-- Begin Data records --

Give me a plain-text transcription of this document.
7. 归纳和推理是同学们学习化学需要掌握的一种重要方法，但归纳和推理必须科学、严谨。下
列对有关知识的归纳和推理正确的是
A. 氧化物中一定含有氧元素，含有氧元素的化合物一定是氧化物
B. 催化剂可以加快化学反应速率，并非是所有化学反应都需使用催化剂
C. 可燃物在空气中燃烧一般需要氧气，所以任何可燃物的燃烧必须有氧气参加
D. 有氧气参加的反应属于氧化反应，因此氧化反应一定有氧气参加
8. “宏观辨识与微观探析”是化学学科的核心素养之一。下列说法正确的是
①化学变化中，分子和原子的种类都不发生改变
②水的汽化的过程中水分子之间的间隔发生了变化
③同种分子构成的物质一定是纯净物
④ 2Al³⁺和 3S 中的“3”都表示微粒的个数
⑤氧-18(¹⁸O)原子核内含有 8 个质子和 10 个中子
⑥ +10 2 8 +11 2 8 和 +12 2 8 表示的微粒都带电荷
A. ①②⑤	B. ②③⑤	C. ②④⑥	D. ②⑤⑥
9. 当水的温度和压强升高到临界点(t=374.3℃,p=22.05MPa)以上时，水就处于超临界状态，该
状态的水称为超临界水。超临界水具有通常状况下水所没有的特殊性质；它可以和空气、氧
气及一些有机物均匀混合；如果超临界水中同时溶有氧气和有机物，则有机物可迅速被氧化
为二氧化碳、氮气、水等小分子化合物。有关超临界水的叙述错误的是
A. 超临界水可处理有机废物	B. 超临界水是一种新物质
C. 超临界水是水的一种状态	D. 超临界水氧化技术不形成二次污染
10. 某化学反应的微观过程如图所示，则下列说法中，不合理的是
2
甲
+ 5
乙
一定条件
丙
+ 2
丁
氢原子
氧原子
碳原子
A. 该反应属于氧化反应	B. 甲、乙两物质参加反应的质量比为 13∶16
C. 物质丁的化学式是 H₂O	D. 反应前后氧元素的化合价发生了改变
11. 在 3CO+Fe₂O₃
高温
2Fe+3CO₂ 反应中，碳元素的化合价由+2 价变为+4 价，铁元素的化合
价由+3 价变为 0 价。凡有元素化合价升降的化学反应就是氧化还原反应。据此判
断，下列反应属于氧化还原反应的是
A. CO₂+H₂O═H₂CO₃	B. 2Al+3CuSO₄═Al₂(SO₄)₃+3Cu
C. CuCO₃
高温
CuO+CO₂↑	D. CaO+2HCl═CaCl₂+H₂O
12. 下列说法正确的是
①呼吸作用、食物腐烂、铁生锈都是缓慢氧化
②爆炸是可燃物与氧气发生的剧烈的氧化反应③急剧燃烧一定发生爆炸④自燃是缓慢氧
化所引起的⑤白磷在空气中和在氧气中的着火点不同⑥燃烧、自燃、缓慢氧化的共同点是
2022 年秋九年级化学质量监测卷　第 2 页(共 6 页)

-- End Data records --

Prompt: Repeat every entry exactly, please.

Problem solution:
Give me a plain-text transcription of this document.
7. 归纳和推理是同学们学习化学需要掌握的一种重要方法，但归纳和推理必须科学、严谨。下
列对有关知识的归纳和推理正确的是
A. 氧化物中一定含有氧元素，含有氧元素的化合物一定是氧化物
B. 催化剂可以加快化学反应速率，并非是所有化学反应都需使用催化剂
C. 可燃物在空气中燃烧一般需要氧气，所以任何可燃物的燃烧必须有氧气参加
D. 有氧气参加的反应属于氧化反应，因此氧化反应一定有氧气参加
8. “宏观辨识与微观探析”是化学学科的核心素养之一。下列说法正确的是
①化学变化中，分子和原子的种类都不发生改变
②水的汽化的过程中水分子之间的间隔发生了变化
③同种分子构成的物质一定是纯净物
④ 2Al³⁺和 3S 中的“3”都表示微粒的个数
⑤氧-18(¹⁸O)原子核内含有 8 个质子和 10 个中子
⑥ +10 2 8 +11 2 8 和 +12 2 8 表示的微粒都带电荷
A. ①②⑤	B. ②③⑤	C. ②④⑥	D. ②⑤⑥
9. 当水的温度和压强升高到临界点(t=374.3℃,p=22.05MPa)以上时，水就处于超临界状态，该
状态的水称为超临界水。超临界水具有通常状况下水所没有的特殊性质；它可以和空气、氧
气及一些有机物均匀混合；如果超临界水中同时溶有氧气和有机物，则有机物可迅速被氧化
为二氧化碳、氮气、水等小分子化合物。有关超临界水的叙述错误的是
A. 超临界水可处理有机废物	B. 超临界水是一种新物质
C. 超临界水是水的一种状态	D. 超临界水氧化技术不形成二次污染
10. 某化学反应的微观过程如图所示，则下列说法中，不合理的是
2
甲
+ 5
乙
一定条件
丙
+ 2
丁
氢原子
氧原子
碳原子
A. 该反应属于氧化反应	B. 甲、乙两物质参加反应的质量比为 13∶16
C. 物质丁的化学式是 H₂O	D. 反应前后氧元素的化合价发生了改变
11. 在 3CO+Fe₂O₃
高温
2Fe+3CO₂ 反应中，碳元素的化合价由+2 价变为+4 价，铁元素的化合
价由+3 价变为 0 价。凡有元素化合价升降的化学反应就是氧化还原反应。据此判
断，下列反应属于氧化还原反应的是
A. CO₂+H₂O═H₂CO₃	B. 2Al+3CuSO₄═Al₂(SO₄)₃+3Cu
C. CuCO₃
高温
CuO+CO₂↑	D. CaO+2HCl═CaCl₂+H₂O
12. 下列说法正确的是
①呼吸作用、食物腐烂、铁生锈都是缓慢氧化
②爆炸是可燃物与氧气发生的剧烈的氧化反应③急剧燃烧一定发生爆炸④自燃是缓慢氧
化所引起的⑤白磷在空气中和在氧气中的着火点不同⑥燃烧、自燃、缓慢氧化的共同点是
2022 年秋九年级化学质量监测卷　第 2 页(共 6 页)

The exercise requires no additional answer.